Stated exercise: Copy out the listing exactly.

Stored data:
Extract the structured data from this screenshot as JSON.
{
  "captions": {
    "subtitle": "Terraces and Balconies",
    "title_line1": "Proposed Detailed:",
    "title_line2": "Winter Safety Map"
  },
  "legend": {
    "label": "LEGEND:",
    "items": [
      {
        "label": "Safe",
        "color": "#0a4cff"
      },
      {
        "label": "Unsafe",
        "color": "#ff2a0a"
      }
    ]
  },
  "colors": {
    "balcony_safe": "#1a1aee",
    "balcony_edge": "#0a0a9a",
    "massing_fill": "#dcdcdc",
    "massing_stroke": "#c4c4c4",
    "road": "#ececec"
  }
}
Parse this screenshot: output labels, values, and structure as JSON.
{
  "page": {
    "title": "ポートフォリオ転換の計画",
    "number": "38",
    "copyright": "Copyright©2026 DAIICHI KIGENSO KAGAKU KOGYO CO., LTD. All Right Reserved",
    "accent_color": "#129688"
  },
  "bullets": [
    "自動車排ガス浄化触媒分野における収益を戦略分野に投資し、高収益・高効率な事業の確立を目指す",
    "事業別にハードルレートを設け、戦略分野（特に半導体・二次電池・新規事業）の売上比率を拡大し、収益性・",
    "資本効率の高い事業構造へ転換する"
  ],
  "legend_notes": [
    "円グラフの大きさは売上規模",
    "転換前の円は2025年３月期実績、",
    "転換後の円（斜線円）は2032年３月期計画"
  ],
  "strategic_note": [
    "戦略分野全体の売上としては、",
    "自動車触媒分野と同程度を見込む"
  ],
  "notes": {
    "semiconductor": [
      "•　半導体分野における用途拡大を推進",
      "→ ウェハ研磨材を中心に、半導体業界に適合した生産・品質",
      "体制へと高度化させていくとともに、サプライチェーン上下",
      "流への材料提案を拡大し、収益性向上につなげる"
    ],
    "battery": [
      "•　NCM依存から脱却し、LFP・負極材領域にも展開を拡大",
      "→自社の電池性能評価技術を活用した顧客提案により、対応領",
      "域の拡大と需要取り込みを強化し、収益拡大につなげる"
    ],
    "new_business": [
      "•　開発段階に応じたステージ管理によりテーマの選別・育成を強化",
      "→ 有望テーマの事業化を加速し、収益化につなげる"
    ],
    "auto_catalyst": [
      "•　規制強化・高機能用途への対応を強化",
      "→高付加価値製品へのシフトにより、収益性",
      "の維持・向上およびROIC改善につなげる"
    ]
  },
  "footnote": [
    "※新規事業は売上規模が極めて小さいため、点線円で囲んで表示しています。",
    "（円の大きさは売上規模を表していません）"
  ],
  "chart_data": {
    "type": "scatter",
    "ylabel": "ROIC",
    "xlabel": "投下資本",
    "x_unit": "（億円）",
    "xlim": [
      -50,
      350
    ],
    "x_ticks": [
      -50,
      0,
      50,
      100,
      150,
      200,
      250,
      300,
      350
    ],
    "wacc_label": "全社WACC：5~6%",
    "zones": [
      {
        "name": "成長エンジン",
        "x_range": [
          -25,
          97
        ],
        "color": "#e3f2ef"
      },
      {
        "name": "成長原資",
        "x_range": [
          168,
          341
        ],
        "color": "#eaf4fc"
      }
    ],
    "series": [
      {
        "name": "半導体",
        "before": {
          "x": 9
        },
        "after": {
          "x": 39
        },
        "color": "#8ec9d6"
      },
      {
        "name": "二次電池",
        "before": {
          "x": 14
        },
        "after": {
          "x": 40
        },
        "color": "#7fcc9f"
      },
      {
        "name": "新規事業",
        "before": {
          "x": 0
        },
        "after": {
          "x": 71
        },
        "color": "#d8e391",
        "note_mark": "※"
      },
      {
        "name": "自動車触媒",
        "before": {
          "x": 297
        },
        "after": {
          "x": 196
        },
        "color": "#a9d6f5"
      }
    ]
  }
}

Response:
Extract the structured data from this screenshot as JSON.
{
  "captions": {
    "subtitle": "Terraces and Balconies",
    "title_line1": "Proposed Detailed:",
    "title_line2": "Winter Safety Map"
  },
  "legend": {
    "label": "LEGEND:",
    "items": [
      {
        "label": "Safe",
        "color": "#0a4cff"
      },
      {
        "label": "Unsafe",
        "color": "#ff2a0a"
      }
    ]
  },
  "colors": {
    "balcony_safe": "#1a1aee",
    "balcony_edge": "#0a0a9a",
    "massing_fill": "#dcdcdc",
    "massing_stroke": "#c4c4c4",
    "road": "#ececec"
  }
}
Parse this screenshot: output labels, values, and structure as JSON.
{
  "page": {
    "title": "ポートフォリオ転換の計画",
    "number": "38",
    "copyright": "Copyright©2026 DAIICHI KIGENSO KAGAKU KOGYO CO., LTD. All Right Reserved",
    "accent_color": "#129688"
  },
  "bullets": [
    "自動車排ガス浄化触媒分野における収益を戦略分野に投資し、高収益・高効率な事業の確立を目指す",
    "事業別にハードルレートを設け、戦略分野（特に半導体・二次電池・新規事業）の売上比率を拡大し、収益性・",
    "資本効率の高い事業構造へ転換する"
  ],
  "legend_notes": [
    "円グラフの大きさは売上規模",
    "転換前の円は2025年３月期実績、",
    "転換後の円（斜線円）は2032年３月期計画"
  ],
  "strategic_note": [
    "戦略分野全体の売上としては、",
    "自動車触媒分野と同程度を見込む"
  ],
  "notes": {
    "semiconductor": [
      "•　半導体分野における用途拡大を推進",
      "→ ウェハ研磨材を中心に、半導体業界に適合した生産・品質",
      "体制へと高度化させていくとともに、サプライチェーン上下",
      "流への材料提案を拡大し、収益性向上につなげる"
    ],
    "battery": [
      "•　NCM依存から脱却し、LFP・負極材領域にも展開を拡大",
      "→自社の電池性能評価技術を活用した顧客提案により、対応領",
      "域の拡大と需要取り込みを強化し、収益拡大につなげる"
    ],
    "new_business": [
      "•　開発段階に応じたステージ管理によりテーマの選別・育成を強化",
      "→ 有望テーマの事業化を加速し、収益化につなげる"
    ],
    "auto_catalyst": [
      "•　規制強化・高機能用途への対応を強化",
      "→高付加価値製品へのシフトにより、収益性",
      "の維持・向上およびROIC改善につなげる"
    ]
  },
  "footnote": [
    "※新規事業は売上規模が極めて小さいため、点線円で囲んで表示しています。",
    "（円の大きさは売上規模を表していません）"
  ],
  "chart_data": {
    "type": "scatter",
    "ylabel": "ROIC",
    "xlabel": "投下資本",
    "x_unit": "（億円）",
    "xlim": [
      -50,
      350
    ],
    "x_ticks": [
      -50,
      0,
      50,
      100,
      150,
      200,
      250,
      300,
      350
    ],
    "wacc_label": "全社WACC：5~6%",
    "zones": [
      {
        "name": "成長エンジン",
        "x_range": [
          -25,
          97
        ],
        "color": "#e3f2ef"
      },
      {
        "name": "成長原資",
        "x_range": [
          168,
          341
        ],
        "color": "#eaf4fc"
      }
    ],
    "series": [
      {
        "name": "半導体",
        "before": {
          "x": 9
        },
        "after": {
          "x": 39
        },
        "color": "#8ec9d6"
      },
      {
        "name": "二次電池",
        "before": {
          "x": 14
        },
        "after": {
          "x": 40
        },
        "color": "#7fcc9f"
      },
      {
        "name": "新規事業",
        "before": {
          "x": 0
        },
        "after": {
          "x": 71
        },
        "color": "#d8e391",
        "note_mark": "※"
      },
      {
        "name": "自動車触媒",
        "before": {
          "x": 297
        },
        "after": {
          "x": 196
        },
        "color": "#a9d6f5"
      }
    ]
  }
}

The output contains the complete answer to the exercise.